Determine how many lines contain the string "Japan" and reply with that number alone.

— START Provided information —

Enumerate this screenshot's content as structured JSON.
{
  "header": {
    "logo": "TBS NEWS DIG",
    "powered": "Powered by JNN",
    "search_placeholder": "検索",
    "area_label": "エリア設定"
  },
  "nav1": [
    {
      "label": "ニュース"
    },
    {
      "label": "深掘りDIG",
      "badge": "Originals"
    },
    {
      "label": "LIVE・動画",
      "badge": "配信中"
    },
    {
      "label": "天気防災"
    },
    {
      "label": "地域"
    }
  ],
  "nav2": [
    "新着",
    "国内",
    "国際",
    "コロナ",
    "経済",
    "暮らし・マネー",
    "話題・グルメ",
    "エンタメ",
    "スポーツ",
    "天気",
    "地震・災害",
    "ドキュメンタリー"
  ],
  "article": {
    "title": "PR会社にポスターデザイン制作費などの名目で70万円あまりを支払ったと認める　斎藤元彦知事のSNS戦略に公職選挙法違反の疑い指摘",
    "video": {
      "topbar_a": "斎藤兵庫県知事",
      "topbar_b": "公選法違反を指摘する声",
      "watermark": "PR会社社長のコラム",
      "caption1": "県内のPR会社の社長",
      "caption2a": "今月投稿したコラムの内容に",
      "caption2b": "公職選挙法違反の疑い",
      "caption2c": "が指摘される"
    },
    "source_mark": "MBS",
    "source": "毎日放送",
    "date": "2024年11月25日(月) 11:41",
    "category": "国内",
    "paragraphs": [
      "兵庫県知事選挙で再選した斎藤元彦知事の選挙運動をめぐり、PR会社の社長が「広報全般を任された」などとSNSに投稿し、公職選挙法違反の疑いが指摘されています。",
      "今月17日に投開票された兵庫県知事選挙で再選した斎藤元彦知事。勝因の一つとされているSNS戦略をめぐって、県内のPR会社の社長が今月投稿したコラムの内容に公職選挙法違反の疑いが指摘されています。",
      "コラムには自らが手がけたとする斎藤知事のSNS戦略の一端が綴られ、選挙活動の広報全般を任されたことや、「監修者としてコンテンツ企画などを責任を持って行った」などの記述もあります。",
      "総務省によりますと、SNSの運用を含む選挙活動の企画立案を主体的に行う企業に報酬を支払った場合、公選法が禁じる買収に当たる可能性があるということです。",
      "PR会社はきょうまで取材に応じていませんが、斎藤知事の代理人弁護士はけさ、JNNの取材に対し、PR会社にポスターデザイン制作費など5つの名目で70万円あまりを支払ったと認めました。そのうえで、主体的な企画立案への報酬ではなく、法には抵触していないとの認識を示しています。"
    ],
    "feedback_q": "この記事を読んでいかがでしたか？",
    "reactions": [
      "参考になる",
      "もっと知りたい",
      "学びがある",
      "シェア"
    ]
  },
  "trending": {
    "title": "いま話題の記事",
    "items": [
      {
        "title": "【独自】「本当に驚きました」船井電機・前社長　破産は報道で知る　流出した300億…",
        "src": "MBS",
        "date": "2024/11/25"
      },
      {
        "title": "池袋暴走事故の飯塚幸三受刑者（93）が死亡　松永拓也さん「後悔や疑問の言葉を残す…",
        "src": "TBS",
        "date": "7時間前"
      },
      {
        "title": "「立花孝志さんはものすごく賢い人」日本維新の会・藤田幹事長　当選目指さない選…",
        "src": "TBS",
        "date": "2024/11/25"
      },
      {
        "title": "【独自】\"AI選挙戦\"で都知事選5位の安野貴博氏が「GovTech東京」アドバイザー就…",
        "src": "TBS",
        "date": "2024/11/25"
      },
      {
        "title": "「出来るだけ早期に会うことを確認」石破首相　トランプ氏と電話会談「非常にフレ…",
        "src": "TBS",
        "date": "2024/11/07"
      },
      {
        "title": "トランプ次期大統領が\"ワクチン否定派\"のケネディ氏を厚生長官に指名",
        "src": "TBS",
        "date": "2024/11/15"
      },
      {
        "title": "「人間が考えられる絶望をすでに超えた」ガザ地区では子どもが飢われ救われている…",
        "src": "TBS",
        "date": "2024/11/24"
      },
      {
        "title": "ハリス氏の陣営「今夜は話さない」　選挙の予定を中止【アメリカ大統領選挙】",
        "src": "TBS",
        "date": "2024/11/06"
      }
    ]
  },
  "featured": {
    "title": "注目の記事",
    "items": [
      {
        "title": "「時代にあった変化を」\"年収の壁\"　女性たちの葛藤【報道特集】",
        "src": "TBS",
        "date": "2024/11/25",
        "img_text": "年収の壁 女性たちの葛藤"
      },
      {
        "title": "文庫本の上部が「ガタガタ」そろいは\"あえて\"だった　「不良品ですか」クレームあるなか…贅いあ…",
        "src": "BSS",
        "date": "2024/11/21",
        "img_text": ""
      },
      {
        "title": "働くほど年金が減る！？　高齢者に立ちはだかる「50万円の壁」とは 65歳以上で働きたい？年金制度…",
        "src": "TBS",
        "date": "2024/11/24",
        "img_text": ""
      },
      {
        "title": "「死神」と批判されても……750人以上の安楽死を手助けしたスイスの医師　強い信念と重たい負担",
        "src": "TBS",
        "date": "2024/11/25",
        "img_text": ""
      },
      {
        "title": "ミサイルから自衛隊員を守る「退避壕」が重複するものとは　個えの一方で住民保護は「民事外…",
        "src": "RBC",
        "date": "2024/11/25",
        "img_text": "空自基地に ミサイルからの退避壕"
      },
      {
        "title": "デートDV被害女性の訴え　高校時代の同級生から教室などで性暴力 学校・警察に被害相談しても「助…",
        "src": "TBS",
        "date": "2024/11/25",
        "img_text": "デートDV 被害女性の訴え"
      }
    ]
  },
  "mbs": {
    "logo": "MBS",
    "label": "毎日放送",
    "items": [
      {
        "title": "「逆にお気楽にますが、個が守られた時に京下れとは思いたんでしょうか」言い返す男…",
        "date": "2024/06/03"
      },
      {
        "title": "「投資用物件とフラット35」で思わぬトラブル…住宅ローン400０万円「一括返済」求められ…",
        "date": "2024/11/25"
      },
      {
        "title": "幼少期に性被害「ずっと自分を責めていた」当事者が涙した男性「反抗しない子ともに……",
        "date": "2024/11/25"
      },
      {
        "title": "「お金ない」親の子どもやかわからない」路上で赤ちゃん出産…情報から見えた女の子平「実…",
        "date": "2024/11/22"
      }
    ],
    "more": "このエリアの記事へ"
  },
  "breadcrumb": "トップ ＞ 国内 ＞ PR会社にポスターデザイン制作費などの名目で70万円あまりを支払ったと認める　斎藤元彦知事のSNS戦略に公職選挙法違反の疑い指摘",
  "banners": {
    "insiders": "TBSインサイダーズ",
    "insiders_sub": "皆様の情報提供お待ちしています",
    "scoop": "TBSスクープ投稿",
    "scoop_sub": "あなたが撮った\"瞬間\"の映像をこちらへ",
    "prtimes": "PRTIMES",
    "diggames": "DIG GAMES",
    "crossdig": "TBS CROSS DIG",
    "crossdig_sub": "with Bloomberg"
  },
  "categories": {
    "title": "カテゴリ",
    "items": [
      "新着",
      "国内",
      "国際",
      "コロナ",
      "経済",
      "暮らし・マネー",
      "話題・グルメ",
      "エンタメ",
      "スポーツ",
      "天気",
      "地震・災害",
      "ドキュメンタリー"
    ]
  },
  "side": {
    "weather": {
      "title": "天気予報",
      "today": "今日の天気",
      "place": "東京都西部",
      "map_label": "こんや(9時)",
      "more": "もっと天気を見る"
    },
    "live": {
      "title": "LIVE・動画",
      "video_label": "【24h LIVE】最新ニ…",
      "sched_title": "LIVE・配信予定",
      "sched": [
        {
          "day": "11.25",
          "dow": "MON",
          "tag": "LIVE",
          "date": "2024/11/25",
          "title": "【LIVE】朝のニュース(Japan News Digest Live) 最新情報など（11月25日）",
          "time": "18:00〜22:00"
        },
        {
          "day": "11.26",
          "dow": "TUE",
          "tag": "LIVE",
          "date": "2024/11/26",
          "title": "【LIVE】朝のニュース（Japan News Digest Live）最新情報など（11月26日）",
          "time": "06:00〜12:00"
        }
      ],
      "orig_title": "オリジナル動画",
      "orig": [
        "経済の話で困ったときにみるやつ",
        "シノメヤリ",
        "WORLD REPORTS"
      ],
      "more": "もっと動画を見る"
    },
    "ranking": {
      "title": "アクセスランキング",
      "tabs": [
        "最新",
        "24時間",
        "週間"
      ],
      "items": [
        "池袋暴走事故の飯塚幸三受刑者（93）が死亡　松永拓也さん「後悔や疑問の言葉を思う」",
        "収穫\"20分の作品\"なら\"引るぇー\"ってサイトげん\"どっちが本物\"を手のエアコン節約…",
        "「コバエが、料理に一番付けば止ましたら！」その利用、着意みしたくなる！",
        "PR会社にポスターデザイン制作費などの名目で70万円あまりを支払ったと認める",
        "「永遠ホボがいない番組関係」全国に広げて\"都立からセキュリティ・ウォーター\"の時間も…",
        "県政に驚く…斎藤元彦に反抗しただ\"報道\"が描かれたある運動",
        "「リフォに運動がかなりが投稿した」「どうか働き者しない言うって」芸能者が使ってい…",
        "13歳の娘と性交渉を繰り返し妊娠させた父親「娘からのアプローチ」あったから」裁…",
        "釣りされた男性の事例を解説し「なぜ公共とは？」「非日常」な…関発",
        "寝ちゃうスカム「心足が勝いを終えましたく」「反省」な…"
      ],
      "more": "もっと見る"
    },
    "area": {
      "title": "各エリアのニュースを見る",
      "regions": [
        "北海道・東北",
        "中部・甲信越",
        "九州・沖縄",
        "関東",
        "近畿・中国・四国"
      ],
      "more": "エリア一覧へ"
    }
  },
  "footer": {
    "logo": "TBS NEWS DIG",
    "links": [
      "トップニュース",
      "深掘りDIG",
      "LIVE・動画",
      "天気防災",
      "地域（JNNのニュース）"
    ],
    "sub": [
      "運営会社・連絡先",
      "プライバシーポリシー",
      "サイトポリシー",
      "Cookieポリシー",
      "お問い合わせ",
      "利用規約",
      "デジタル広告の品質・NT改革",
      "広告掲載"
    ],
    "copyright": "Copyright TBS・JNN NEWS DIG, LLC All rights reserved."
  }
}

— END Provided information —

**Correct response**
2